Data excerpts:
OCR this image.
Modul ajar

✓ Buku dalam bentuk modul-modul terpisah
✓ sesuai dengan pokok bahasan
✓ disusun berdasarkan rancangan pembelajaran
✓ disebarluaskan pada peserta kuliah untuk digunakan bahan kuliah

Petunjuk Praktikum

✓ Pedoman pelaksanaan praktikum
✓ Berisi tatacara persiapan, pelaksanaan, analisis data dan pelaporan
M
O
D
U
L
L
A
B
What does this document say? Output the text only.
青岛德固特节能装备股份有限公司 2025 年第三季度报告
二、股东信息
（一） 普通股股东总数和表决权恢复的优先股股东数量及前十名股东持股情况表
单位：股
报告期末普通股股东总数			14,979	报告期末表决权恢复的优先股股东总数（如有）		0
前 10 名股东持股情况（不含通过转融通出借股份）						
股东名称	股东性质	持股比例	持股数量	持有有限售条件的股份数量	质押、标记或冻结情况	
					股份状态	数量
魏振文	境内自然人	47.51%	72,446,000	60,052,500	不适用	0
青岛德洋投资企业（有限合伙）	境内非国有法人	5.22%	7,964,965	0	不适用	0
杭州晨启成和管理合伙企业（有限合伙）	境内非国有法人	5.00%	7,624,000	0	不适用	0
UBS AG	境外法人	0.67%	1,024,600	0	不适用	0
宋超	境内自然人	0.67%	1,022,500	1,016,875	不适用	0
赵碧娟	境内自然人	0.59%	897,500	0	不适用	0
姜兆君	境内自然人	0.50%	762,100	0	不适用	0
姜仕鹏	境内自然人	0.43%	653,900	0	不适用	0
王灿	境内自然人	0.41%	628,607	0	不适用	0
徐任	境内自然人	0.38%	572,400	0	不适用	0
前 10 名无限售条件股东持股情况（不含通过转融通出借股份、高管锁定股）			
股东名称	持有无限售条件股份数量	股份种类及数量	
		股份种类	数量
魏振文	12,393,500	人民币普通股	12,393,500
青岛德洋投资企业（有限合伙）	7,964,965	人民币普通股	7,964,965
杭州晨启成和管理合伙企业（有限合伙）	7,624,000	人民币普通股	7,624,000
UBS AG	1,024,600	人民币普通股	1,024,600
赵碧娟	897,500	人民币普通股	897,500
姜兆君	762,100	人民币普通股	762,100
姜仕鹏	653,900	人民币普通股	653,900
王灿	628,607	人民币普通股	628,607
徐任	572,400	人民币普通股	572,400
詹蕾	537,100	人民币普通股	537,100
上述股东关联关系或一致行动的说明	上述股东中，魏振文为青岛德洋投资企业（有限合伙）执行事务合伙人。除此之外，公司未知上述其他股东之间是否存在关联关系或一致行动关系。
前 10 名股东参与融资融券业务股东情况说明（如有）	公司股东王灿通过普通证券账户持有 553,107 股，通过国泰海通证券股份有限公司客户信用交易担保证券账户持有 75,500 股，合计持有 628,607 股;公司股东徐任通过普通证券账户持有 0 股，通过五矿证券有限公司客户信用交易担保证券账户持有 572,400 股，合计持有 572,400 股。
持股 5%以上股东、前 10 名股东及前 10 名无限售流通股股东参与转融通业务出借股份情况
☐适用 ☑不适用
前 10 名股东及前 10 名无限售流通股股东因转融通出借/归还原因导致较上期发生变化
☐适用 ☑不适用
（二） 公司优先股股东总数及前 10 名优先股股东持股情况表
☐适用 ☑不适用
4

Description of the task: Show, from the material above, each line that includes the string "不含通过转融通出借股份".

Result for this task:
前 10 名股东持股情况（不含通过转融通出借股份）						
前 10 名无限售条件股东持股情况（不含通过转融通出借股份、高管锁定股）			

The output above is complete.